--- Entries provided ---
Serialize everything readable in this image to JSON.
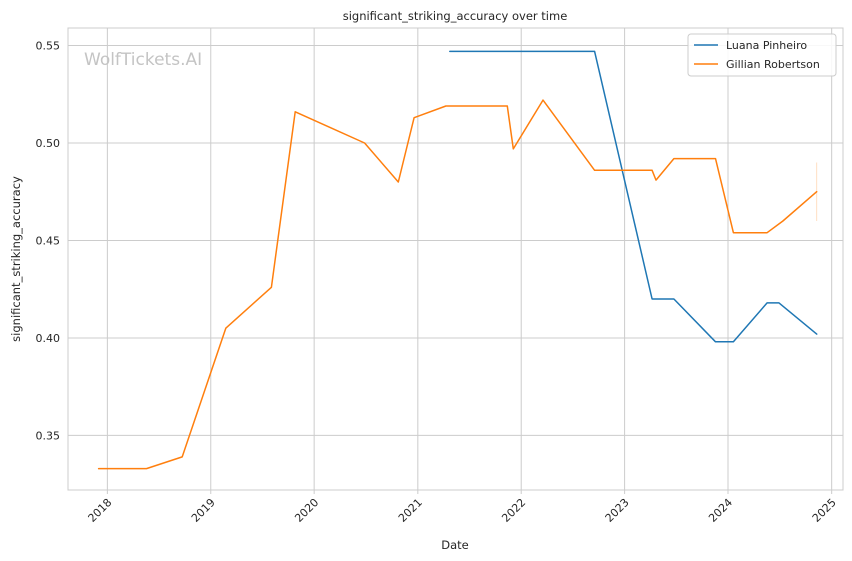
{
  "chart_data": {
    "type": "line",
    "title": "significant_striking_accuracy over time",
    "xlabel": "Date",
    "ylabel": "significant_striking_accuracy",
    "watermark": "WolfTickets.AI",
    "xlim": [
      "2017-08-15",
      "2025-02-10"
    ],
    "ylim": [
      0.322,
      0.559
    ],
    "x_ticks": [
      "2018",
      "2019",
      "2020",
      "2021",
      "2022",
      "2023",
      "2024",
      "2025"
    ],
    "y_ticks": [
      "0.35",
      "0.40",
      "0.45",
      "0.50",
      "0.55"
    ],
    "grid": true,
    "legend_position": "top-right",
    "series": [
      {
        "name": "Luana Pinheiro",
        "color": "#1f77b4",
        "points": [
          [
            "2021-04-24",
            0.547
          ],
          [
            "2022-09-17",
            0.547
          ],
          [
            "2023-04-08",
            0.42
          ],
          [
            "2023-06-24",
            0.42
          ],
          [
            "2023-11-18",
            0.398
          ],
          [
            "2024-01-20",
            0.398
          ],
          [
            "2024-05-18",
            0.418
          ],
          [
            "2024-06-29",
            0.418
          ],
          [
            "2024-11-09",
            0.402
          ]
        ]
      },
      {
        "name": "Gillian Robertson",
        "color": "#ff7f0e",
        "points": [
          [
            "2017-12-01",
            0.333
          ],
          [
            "2018-05-19",
            0.333
          ],
          [
            "2018-09-22",
            0.339
          ],
          [
            "2019-02-23",
            0.405
          ],
          [
            "2019-08-03",
            0.426
          ],
          [
            "2019-10-26",
            0.516
          ],
          [
            "2020-06-27",
            0.5
          ],
          [
            "2020-10-24",
            0.48
          ],
          [
            "2020-12-19",
            0.513
          ],
          [
            "2021-04-10",
            0.519
          ],
          [
            "2021-11-13",
            0.519
          ],
          [
            "2021-12-04",
            0.497
          ],
          [
            "2022-03-19",
            0.522
          ],
          [
            "2022-09-17",
            0.486
          ],
          [
            "2023-04-08",
            0.486
          ],
          [
            "2023-04-22",
            0.481
          ],
          [
            "2023-06-24",
            0.492
          ],
          [
            "2023-11-18",
            0.492
          ],
          [
            "2024-01-20",
            0.454
          ],
          [
            "2024-05-18",
            0.454
          ],
          [
            "2024-07-13",
            0.46
          ],
          [
            "2024-11-09",
            0.475
          ]
        ],
        "error_band": {
          "x": "2024-11-09",
          "low": 0.46,
          "high": 0.49
        }
      }
    ]
  }
}
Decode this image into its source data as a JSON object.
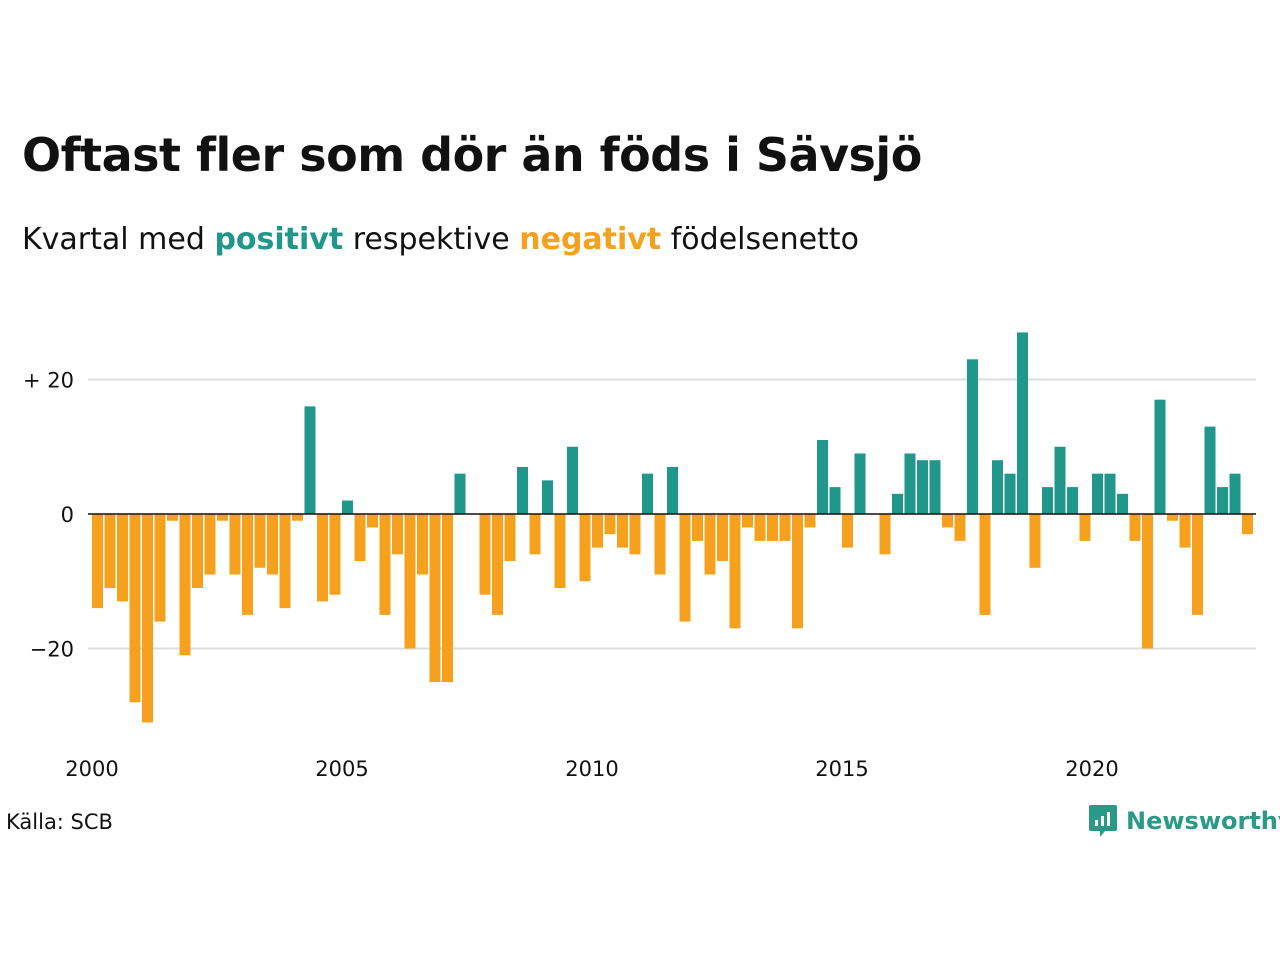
{
  "title": "Oftast fler som dör än föds i Sävsjö",
  "subtitle": {
    "prefix": "Kvartal med",
    "positive": "positivt",
    "middle": "respektive",
    "negative": "negativt",
    "suffix": "födelsenetto"
  },
  "source": "Källa: SCB",
  "brand": "Newsworthy",
  "colors": {
    "positive": "#1f978a",
    "negative": "#f5a11e",
    "grid": "#dddddd",
    "brand": "#2a9a86"
  },
  "chart_data": {
    "type": "bar",
    "x_start": "2000 Q1",
    "ylim": [
      -35,
      30
    ],
    "yticks": [
      {
        "value": 20,
        "label": "+ 20"
      },
      {
        "value": 0,
        "label": "0"
      },
      {
        "value": -20,
        "label": "−20"
      }
    ],
    "xticks": [
      {
        "year": 2000,
        "label": "2000"
      },
      {
        "year": 2005,
        "label": "2005"
      },
      {
        "year": 2010,
        "label": "2010"
      },
      {
        "year": 2015,
        "label": "2015"
      },
      {
        "year": 2020,
        "label": "2020"
      }
    ],
    "grid": true,
    "values": [
      -14,
      -11,
      -13,
      -28,
      -31,
      -16,
      -1,
      -21,
      -11,
      -9,
      -1,
      -9,
      -15,
      -8,
      -9,
      -14,
      -1,
      16,
      -13,
      -12,
      2,
      -7,
      -2,
      -15,
      -6,
      -20,
      -9,
      -25,
      -25,
      6,
      0,
      -12,
      -15,
      -7,
      7,
      -6,
      5,
      -11,
      10,
      -10,
      -5,
      -3,
      -5,
      -6,
      6,
      -9,
      7,
      -16,
      -4,
      -9,
      -7,
      -17,
      -2,
      -4,
      -4,
      -4,
      -17,
      -2,
      11,
      4,
      -5,
      9,
      0,
      -6,
      3,
      9,
      8,
      8,
      -2,
      -4,
      23,
      -15,
      8,
      6,
      27,
      -8,
      4,
      10,
      4,
      -4,
      6,
      6,
      3,
      -4,
      -20,
      17,
      -1,
      -5,
      -15,
      13,
      4,
      6,
      -3
    ]
  }
}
---
Exercise brief
Each line in the entries above that includes the string "positive" should be extracted.

Solution
    "positive": "positivt",
    "positive": "#1f978a",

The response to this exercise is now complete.